Exercise task: Retype the data that follows line by line, exactly, and leave its pictures out.

Dataset entries:
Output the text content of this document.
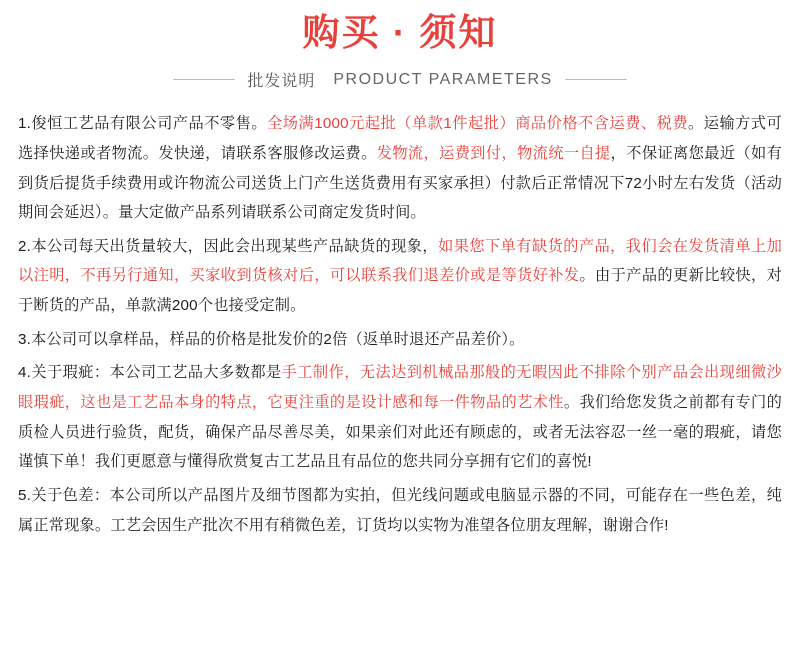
购买 · 须知
批发说明 PRODUCT PARAMETERS

1.俊恒工艺品有限公司产品不零售。全场满1000元起批（单款1件起批）商品价格不含运费、税费。运输方式可选择快递或者物流。发快递，请联系客服修改运费。发物流，运费到付，物流统一自提，不保证离您最近（如有到货后提货手续费用或许物流公司送货上门产生送货费用有买家承担）付款后正常情况下72小时左右发货（活动期间会延迟）。量大定做产品系列请联系公司商定发货时间。

2.本公司每天出货量较大，因此会出现某些产品缺货的现象，如果您下单有缺货的产品，我们会在发货清单上加以注明，不再另行通知，买家收到货核对后，可以联系我们退差价或是等货好补发。由于产品的更新比较快，对于断货的产品，单款满200个也接受定制。

3.本公司可以拿样品，样品的价格是批发价的2倍（返单时退还产品差价）。

4.关于瑕疵：本公司工艺品大多数都是手工制作，无法达到机械品那般的无暇因此不排除个别产品会出现细微沙眼瑕疵，这也是工艺品本身的特点，它更注重的是设计感和每一件物品的艺术性。我们给您发货之前都有专门的质检人员进行验货，配货，确保产品尽善尽美，如果亲们对此还有顾虑的，或者无法容忍一丝一毫的瑕疵，请您谨慎下单！我们更愿意与懂得欣赏复古工艺品且有品位的您共同分享拥有它们的喜悦!

5.关于色差：本公司所以产品图片及细节图都为实拍，但光线问题或电脑显示器的不同，可能存在一些色差，纯属正常现象。工艺会因生产批次不用有稍微色差，订货均以实物为准望各位朋友理解，谢谢合作!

Response:
Output the text content of this document.
购买 · 须知
批发说明 PRODUCT PARAMETERS

1.俊恒工艺品有限公司产品不零售。全场满1000元起批（单款1件起批）商品价格不含运费、税费。运输方式可选择快递或者物流。发快递，请联系客服修改运费。发物流，运费到付，物流统一自提，不保证离您最近（如有到货后提货手续费用或许物流公司送货上门产生送货费用有买家承担）付款后正常情况下72小时左右发货（活动期间会延迟）。量大定做产品系列请联系公司商定发货时间。

2.本公司每天出货量较大，因此会出现某些产品缺货的现象，如果您下单有缺货的产品，我们会在发货清单上加以注明，不再另行通知，买家收到货核对后，可以联系我们退差价或是等货好补发。由于产品的更新比较快，对于断货的产品，单款满200个也接受定制。

3.本公司可以拿样品，样品的价格是批发价的2倍（返单时退还产品差价）。

4.关于瑕疵：本公司工艺品大多数都是手工制作，无法达到机械品那般的无暇因此不排除个别产品会出现细微沙眼瑕疵，这也是工艺品本身的特点，它更注重的是设计感和每一件物品的艺术性。我们给您发货之前都有专门的质检人员进行验货，配货，确保产品尽善尽美，如果亲们对此还有顾虑的，或者无法容忍一丝一毫的瑕疵，请您谨慎下单！我们更愿意与懂得欣赏复古工艺品且有品位的您共同分享拥有它们的喜悦!

5.关于色差：本公司所以产品图片及细节图都为实拍，但光线问题或电脑显示器的不同，可能存在一些色差，纯属正常现象。工艺会因生产批次不用有稍微色差，订货均以实物为准望各位朋友理解，谢谢合作!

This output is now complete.